* What the task asks:
Collect all lines from the listing that include the string "tukkipuuta".

— start Data excerpts —

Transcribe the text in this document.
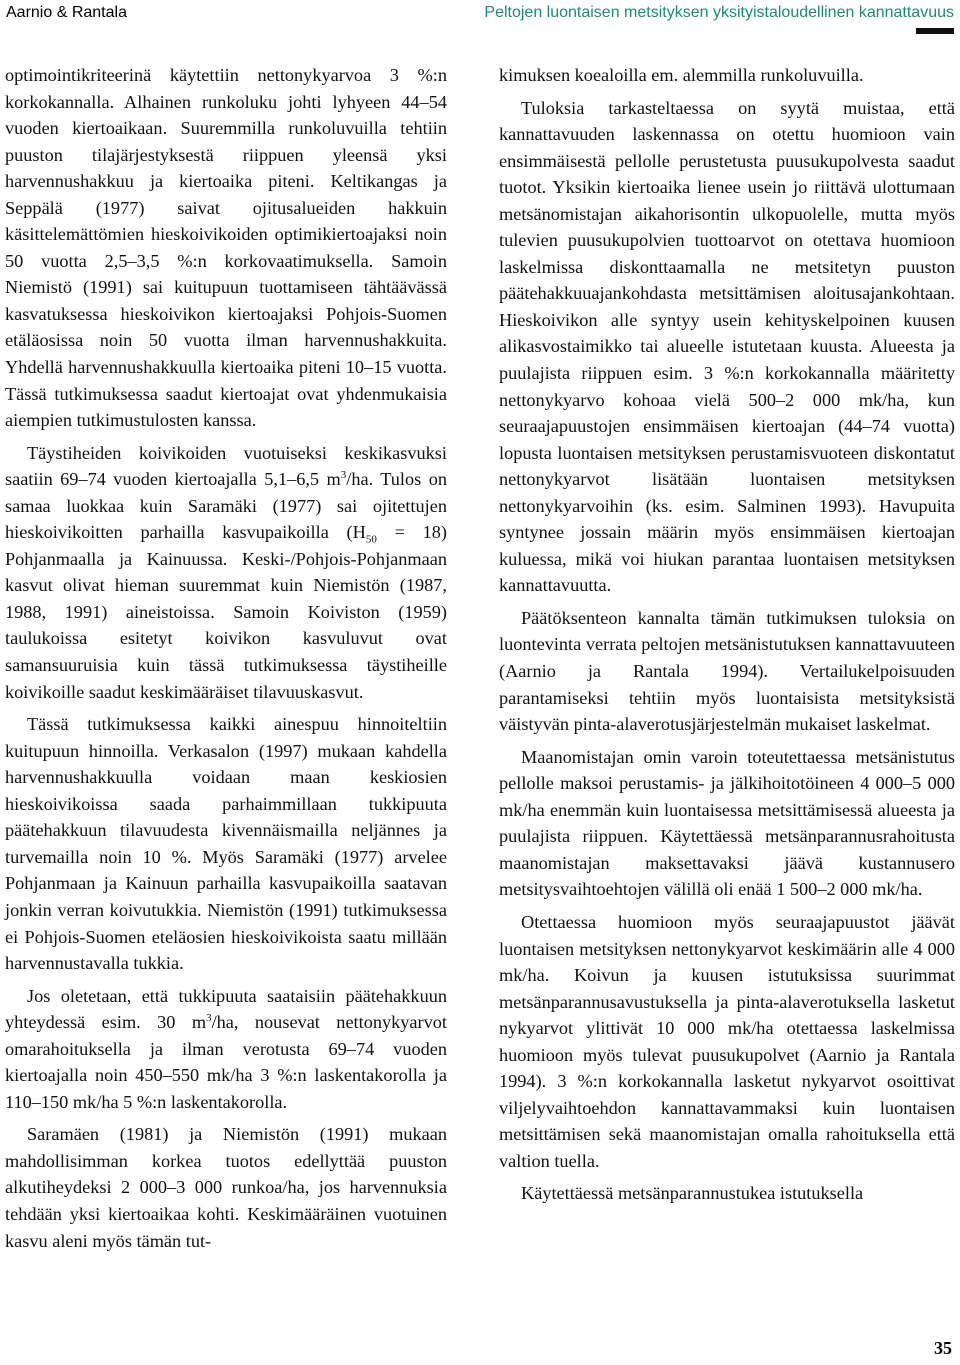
Aarnio & Rantala	Peltojen luontaisen metsityksen yksityistaloudellinen kannattavuus

optimointikriteerinä käytettiin nettonykyarvoa 3 %:n korkokannalla. Alhainen runkoluku johti lyhyeen 44–54 vuoden kiertoaikaan. Suuremmilla runkoluvuilla tehtiin puuston tilajärjestyksestä riippuen yleensä yksi harvennushakkuu ja kiertoaika piteni. Keltikangas ja Seppälä (1977) saivat ojitusalueiden hakkuin käsittelemättömien hieskoivikoiden optimikiertoajaksi noin 50 vuotta 2,5–3,5 %:n korkovaatimuksella. Samoin Niemistö (1991) sai kuitupuun tuottamiseen tähtäävässä kasvatuksessa hieskoivikon kiertoajaksi Pohjois-Suomen etäläosissa noin 50 vuotta ilman harvennushakkuita. Yhdellä harvennushakkuulla kiertoaika piteni 10–15 vuotta. Tässä tutkimuksessa saadut kiertoajat ovat yhdenmukaisia aiempien tutkimustulosten kanssa.

Täystiheiden koivikoiden vuotuiseksi keskikasvuksi saatiin 69–74 vuoden kiertoajalla 5,1–6,5 $m^3/ha$. Tulos on samaa luokkaa kuin Saramäki (1977) sai ojitettujen hieskoivikoitten parhailla kasvupaikoilla $(H_{50} = 18)$ Pohjanmaalla ja Kainuussa. Keski-/Pohjois-Pohjanmaan kasvut olivat hieman suuremmat kuin Niemistön (1987, 1988, 1991) aineistoissa. Samoin Koiviston (1959) taulukoissa esitetyt koivikon kasvuluvut ovat samansuuruisia kuin tässä tutkimuksessa täystiheille koivikoille saadut keskimääräiset tilavuuskasvut.

Tässä tutkimuksessa kaikki ainespuu hinnoiteltiin kuitupuun hinnoilla. Verkasalon (1997) mukaan kahdella harvennushakkuulla voidaan maan keskiosien hieskoivikoissa saada parhaimmillaan tukkipuuta päätehakkuun tilavuudesta kivennäismailla neljännes ja turvemailla noin 10 %. Myös Saramäki (1977) arvelee Pohjanmaan ja Kainuun parhailla kasvupaikoilla saatavan jonkin verran koivutukkia. Niemistön (1991) tutkimuksessa ei Pohjois-Suomen eteläosien hieskoivikoista saatu millään harvennustavalla tukkia.

Jos oletetaan, että tukkipuuta saataisiin päätehakkuun yhteydessä esim. 30 $m^3/ha$, nousevat nettonykyarvot omarahoituksella ja ilman verotusta 69–74 vuoden kiertoajalla noin 450–550 mk/ha 3 %:n laskentakorolla ja 110–150 mk/ha 5 %:n laskentakorolla.

Saramäen (1981) ja Niemistön (1991) mukaan mahdollisimman korkea tuotos edellyttää puuston alkutiheydeksi 2 000–3 000 runkoa/ha, jos harvennuksia tehdään yksi kiertoaikaa kohti. Keskimääräinen vuotuinen kasvu aleni myös tämän tut-

kimuksen koealoilla em. alemmilla runkoluvuilla.

Tuloksia tarkasteltaessa on syytä muistaa, että kannattavuuden laskennassa on otettu huomioon vain ensimmäisestä pellolle perustetusta puusukupolvesta saadut tuotot. Yksikin kiertoaika lienee usein jo riittävä ulottumaan metsänomistajan aikahorisontin ulkopuolelle, mutta myös tulevien puusukupolvien tuottoarvot on otettava huomioon laskelmissa diskonttaamalla ne metsitetyn puuston päätehakkuuajankohdasta metsittämisen aloitusajankohtaan. Hieskoivikon alle syntyy usein kehityskelpoinen kuusen alikasvostaimikko tai alueelle istutetaan kuusta. Alueesta ja puulajista riippuen esim. 3 %:n korkokannalla määritetty nettonykyarvo kohoaa vielä 500–2 000 mk/ha, kun seuraajapuustojen ensimmäisen kiertoajan (44–74 vuotta) lopusta luontaisen metsityksen perustamisvuoteen diskontatut nettonykyarvot lisätään luontaisen metsityksen nettonykyarvoihin (ks. esim. Salminen 1993). Havupuita syntynee jossain määrin myös ensimmäisen kiertoajan kuluessa, mikä voi hiukan parantaa luontaisen metsityksen kannattavuutta.

Päätöksenteon kannalta tämän tutkimuksen tuloksia on luontevinta verrata peltojen metsänistutuksen kannattavuuteen (Aarnio ja Rantala 1994). Vertailukelpoisuuden parantamiseksi tehtiin myös luontaisista metsityksistä väistyvän pinta-alaverotusjärjestelmän mukaiset laskelmat.

Maanomistajan omin varoin toteutettaessa metsänistutus pellolle maksoi perustamis- ja jälkihoitotöineen 4 000–5 000 mk/ha enemmän kuin luontaisessa metsittämisessä alueesta ja puulajista riippuen. Käytettäessä metsänparannusrahoitusta maanomistajan maksettavaksi jäävä kustannusero metsitysvaihtoehtojen välillä oli enää 1 500–2 000 mk/ha.

Otettaessa huomioon myös seuraajapuustot jäävät luontaisen metsityksen nettonykyarvot keskimäärin alle 4 000 mk/ha. Koivun ja kuusen istutuksissa suurimmat metsänparannusavustuksella ja pinta-alaverotuksella lasketut nykyarvot ylittivät 10 000 mk/ha otettaessa laskelmissa huomioon myös tulevat puusukupolvet (Aarnio ja Rantala 1994). 3 %:n korkokannalla lasketut nykyarvot osoittivat viljelyvaihtoehdon kannattavammaksi kuin luontaisen metsittämisen sekä maanomistajan omalla rahoituksella että valtion tuella.

Käytettäessä metsänparannustukea istutuksella

35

— end Data excerpts —

* The answer:
Tässä tutkimuksessa kaikki ainespuu hinnoiteltiin kuitupuun hinnoilla. Verkasalon (1997) mukaan kahdella harvennushakkuulla voidaan maan keskiosien hieskoivikoissa saada parhaimmillaan tukkipuuta päätehakkuun tilavuudesta kivennäismailla neljännes ja turvemailla noin 10 %. Myös Saramäki (1977) arvelee Pohjanmaan ja Kainuun parhailla kasvupaikoilla saatavan jonkin verran koivutukkia. Niemistön (1991) tutkimuksessa ei Pohjois-Suomen eteläosien hieskoivikoista saatu millään harvennustavalla tukkia.
Jos oletetaan, että tukkipuuta saataisiin päätehakkuun yhteydessä esim. 30 $m^3/ha$, nousevat nettonykyarvot omarahoituksella ja ilman verotusta 69–74 vuoden kiertoajalla noin 450–550 mk/ha 3 %:n laskentakorolla ja 110–150 mk/ha 5 %:n laskentakorolla.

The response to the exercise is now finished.